[PROVIDED DATA start]
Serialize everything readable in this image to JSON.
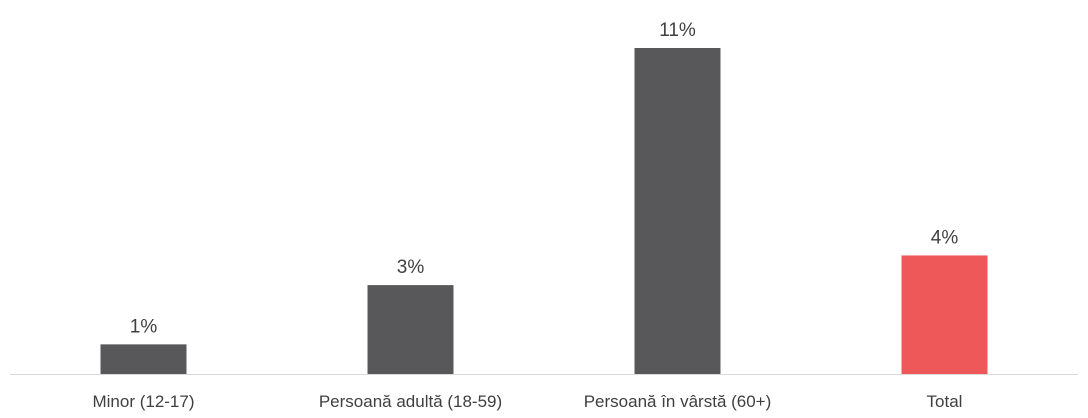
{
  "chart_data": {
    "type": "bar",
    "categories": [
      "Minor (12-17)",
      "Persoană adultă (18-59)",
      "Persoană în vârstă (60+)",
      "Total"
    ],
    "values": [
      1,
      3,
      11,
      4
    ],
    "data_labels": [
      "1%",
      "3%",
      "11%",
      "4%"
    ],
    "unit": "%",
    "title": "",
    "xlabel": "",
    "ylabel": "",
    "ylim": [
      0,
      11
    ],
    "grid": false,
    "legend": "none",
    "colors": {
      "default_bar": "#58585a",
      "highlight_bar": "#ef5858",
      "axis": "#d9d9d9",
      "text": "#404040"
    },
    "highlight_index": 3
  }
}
[PROVIDED DATA end]
[PROVIDED DATA start]
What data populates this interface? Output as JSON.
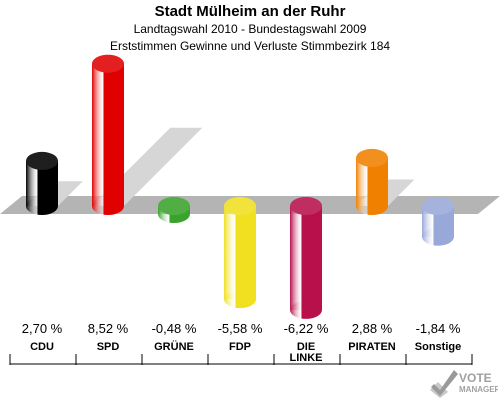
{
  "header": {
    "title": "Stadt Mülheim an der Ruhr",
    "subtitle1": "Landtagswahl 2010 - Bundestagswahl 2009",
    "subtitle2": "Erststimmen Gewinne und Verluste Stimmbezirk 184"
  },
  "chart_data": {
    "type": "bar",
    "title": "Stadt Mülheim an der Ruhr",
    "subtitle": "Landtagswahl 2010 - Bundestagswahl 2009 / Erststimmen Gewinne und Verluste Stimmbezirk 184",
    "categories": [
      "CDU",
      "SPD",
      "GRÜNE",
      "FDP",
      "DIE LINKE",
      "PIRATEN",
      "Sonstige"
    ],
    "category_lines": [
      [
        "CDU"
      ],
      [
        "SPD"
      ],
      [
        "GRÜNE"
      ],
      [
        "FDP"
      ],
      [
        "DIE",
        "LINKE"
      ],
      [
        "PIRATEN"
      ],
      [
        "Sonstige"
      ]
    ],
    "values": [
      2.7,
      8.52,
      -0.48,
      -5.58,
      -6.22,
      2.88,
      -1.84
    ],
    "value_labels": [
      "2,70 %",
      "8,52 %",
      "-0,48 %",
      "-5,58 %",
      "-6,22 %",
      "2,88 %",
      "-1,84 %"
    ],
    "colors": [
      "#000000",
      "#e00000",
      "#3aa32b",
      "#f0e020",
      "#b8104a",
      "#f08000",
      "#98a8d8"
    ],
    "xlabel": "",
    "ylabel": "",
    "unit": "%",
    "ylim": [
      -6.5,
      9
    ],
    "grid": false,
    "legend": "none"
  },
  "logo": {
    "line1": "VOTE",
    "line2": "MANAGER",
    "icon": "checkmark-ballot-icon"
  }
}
[PROVIDED DATA end]
[PROVIDED DATA start]
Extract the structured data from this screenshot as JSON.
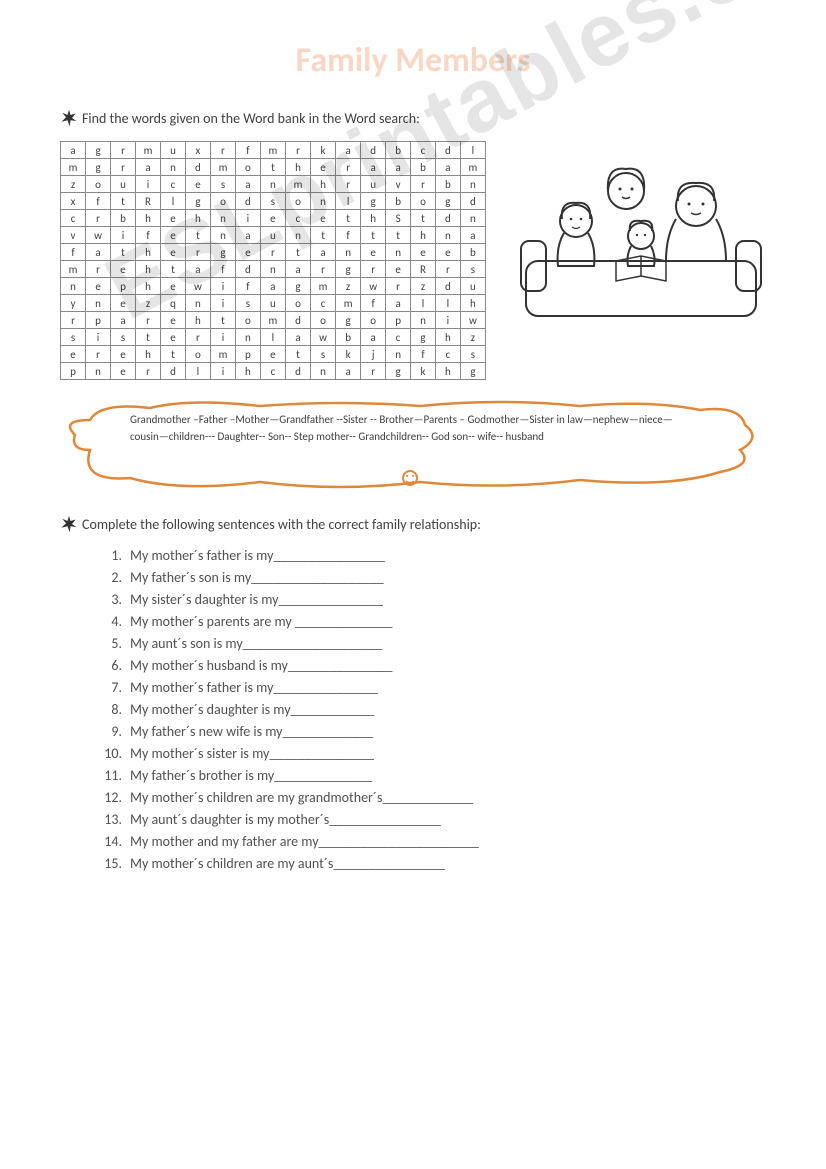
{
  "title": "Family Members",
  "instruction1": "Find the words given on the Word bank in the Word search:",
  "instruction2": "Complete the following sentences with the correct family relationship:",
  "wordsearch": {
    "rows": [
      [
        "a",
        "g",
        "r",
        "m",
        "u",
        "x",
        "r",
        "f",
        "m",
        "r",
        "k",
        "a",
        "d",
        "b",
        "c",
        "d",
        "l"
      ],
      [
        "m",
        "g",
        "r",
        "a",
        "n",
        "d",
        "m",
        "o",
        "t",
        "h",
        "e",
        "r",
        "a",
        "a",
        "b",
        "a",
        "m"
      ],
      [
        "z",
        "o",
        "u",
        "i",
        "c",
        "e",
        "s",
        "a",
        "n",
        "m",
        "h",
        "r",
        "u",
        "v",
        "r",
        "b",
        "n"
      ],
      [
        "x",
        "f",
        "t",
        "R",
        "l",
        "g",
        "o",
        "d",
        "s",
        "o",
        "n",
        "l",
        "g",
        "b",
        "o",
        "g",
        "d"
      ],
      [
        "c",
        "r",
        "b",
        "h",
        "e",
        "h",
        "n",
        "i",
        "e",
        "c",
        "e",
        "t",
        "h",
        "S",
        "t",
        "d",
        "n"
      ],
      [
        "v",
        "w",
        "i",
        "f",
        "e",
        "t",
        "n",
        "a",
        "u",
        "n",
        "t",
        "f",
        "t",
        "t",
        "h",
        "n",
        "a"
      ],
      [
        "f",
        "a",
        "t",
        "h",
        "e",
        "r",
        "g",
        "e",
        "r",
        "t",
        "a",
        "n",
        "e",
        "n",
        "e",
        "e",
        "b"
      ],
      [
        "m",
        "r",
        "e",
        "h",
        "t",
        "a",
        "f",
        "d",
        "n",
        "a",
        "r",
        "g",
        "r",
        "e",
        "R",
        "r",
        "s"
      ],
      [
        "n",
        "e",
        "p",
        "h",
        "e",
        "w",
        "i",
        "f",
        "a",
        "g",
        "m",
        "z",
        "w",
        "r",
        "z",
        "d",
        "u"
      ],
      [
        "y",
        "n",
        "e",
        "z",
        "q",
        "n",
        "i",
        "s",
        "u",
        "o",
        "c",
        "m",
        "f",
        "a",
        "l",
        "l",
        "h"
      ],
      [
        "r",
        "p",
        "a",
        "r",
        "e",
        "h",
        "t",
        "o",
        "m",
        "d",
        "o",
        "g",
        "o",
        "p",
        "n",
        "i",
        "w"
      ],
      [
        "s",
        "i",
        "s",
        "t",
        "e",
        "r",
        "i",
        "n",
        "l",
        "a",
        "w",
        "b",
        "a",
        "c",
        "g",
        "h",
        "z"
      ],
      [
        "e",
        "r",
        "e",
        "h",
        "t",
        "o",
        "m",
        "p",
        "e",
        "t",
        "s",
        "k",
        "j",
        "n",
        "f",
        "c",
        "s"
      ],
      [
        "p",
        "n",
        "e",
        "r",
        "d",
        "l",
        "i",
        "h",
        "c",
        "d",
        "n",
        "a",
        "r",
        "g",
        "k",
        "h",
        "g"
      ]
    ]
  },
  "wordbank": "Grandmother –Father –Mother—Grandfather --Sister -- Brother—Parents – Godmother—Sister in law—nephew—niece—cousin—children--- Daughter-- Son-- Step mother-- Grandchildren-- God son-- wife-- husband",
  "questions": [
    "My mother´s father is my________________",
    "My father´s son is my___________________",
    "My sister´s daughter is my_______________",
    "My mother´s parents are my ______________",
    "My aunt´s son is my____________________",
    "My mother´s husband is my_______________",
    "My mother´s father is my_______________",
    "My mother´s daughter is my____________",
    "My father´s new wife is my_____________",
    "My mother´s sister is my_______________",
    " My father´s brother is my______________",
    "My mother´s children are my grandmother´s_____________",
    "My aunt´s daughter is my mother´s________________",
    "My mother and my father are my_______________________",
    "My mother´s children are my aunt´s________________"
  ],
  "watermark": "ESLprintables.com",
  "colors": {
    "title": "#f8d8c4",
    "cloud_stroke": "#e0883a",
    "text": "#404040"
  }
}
[PROVIDED DATA end]
## WORK TO COMPLETE
Copy each line holding the word "Gewinne" from the listing above.

## REPLY
    "subtitle2": "Erststimmen Gewinne und Verluste Stimmbezirk 184"
    "subtitle": "Landtagswahl 2010 - Bundestagswahl 2009 / Erststimmen Gewinne und Verluste Stimmbezirk 184",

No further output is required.